Rows from a dataset
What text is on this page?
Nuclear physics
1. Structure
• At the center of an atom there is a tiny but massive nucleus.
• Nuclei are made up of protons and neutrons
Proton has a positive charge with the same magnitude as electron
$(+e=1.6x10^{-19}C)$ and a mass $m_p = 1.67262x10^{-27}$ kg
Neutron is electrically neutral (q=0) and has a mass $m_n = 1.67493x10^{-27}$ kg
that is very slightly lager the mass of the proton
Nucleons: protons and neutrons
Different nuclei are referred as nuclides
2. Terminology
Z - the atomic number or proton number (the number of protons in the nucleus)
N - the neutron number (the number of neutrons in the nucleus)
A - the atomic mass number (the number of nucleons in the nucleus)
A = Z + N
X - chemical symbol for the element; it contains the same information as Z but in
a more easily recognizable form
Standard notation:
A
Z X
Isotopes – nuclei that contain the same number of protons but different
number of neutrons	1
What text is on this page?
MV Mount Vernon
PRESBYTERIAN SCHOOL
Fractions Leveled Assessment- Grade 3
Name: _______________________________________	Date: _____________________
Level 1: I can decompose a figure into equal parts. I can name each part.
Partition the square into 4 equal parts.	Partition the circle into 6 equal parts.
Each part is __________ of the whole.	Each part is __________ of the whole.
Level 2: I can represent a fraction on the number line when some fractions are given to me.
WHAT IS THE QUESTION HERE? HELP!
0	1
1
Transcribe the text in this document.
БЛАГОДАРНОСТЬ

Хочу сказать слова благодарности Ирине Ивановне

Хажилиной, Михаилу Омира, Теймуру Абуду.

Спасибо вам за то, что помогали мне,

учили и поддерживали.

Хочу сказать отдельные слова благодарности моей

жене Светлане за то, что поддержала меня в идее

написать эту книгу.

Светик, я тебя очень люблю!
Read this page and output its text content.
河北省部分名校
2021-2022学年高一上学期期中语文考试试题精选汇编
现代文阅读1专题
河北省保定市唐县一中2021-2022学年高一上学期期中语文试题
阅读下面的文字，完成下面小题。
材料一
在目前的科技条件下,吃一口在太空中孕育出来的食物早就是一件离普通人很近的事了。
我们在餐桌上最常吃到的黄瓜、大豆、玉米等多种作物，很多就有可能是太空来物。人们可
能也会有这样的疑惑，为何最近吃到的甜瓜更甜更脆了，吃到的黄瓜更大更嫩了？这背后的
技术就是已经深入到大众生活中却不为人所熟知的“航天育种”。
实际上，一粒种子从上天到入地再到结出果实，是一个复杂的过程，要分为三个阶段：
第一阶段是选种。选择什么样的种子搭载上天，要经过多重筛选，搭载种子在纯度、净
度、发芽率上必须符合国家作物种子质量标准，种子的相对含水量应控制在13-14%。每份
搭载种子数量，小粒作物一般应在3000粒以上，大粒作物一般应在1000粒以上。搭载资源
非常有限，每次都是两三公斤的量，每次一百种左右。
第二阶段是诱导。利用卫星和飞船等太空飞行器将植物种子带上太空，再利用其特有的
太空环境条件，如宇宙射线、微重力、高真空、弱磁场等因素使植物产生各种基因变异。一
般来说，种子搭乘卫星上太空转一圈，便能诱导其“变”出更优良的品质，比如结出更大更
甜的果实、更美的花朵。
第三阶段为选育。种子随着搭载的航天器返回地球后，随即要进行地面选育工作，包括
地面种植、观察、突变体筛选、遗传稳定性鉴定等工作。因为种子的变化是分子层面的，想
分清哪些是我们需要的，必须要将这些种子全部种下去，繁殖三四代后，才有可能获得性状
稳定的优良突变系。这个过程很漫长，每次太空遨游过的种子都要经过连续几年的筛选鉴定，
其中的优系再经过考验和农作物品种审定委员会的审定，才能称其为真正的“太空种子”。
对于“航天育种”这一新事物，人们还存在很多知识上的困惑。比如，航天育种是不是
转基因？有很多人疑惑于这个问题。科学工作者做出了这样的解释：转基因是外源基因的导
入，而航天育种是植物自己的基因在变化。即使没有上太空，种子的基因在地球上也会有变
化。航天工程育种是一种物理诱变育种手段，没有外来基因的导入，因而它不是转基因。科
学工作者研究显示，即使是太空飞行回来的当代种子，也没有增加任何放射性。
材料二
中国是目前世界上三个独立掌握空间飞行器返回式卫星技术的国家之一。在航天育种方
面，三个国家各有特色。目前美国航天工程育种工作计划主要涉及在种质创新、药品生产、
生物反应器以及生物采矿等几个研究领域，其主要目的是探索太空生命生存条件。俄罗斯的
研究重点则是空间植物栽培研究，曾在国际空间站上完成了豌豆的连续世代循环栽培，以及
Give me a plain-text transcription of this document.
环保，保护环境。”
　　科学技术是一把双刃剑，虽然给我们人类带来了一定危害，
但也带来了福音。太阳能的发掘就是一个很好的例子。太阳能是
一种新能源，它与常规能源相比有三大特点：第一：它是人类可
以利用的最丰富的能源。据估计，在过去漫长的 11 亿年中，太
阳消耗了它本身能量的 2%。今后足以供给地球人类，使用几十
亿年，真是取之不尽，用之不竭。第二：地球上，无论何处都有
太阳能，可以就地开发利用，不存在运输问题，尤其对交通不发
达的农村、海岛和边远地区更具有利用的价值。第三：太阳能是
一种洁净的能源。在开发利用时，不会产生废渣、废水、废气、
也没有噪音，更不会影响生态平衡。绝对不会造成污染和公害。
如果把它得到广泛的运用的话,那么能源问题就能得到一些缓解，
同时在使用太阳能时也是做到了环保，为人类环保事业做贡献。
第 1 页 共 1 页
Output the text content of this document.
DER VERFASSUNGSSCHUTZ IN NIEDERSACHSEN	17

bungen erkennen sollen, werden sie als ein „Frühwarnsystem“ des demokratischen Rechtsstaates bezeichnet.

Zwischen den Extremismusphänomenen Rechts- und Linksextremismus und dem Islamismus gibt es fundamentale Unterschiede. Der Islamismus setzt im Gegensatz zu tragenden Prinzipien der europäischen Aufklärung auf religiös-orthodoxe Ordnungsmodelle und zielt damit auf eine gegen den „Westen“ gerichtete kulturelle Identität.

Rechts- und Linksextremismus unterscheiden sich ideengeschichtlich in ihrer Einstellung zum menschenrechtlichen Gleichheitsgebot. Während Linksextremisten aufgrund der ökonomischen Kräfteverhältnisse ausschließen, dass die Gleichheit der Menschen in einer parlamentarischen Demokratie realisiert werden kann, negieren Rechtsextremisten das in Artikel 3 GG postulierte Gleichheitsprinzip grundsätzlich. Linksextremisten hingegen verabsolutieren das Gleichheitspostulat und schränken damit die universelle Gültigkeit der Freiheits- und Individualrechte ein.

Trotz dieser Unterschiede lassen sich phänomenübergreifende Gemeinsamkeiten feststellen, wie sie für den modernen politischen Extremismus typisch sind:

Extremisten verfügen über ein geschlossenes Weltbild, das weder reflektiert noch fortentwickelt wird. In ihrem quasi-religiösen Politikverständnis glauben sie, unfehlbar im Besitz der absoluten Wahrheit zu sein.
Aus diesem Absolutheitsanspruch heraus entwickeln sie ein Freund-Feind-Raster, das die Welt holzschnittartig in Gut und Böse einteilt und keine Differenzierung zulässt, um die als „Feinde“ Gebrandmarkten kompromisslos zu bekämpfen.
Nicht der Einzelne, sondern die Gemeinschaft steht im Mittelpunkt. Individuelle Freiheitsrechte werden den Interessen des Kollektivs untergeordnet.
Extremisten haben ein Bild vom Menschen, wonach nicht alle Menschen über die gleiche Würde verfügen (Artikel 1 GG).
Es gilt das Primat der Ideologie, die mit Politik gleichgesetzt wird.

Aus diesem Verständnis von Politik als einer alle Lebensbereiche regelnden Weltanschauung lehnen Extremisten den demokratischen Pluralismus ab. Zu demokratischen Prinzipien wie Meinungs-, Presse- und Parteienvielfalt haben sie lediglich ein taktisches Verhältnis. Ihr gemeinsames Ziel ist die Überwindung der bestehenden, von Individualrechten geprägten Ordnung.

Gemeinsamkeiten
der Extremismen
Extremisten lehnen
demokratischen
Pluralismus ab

[Goal]:
Extract each line from the listing that holds the word "太阳能是".

[Result of this task]:
但也带来了福音。太阳能的发掘就是一个很好的例子。太阳能是
达的农村、海岛和边远地区更具有利用的价值。第三：太阳能是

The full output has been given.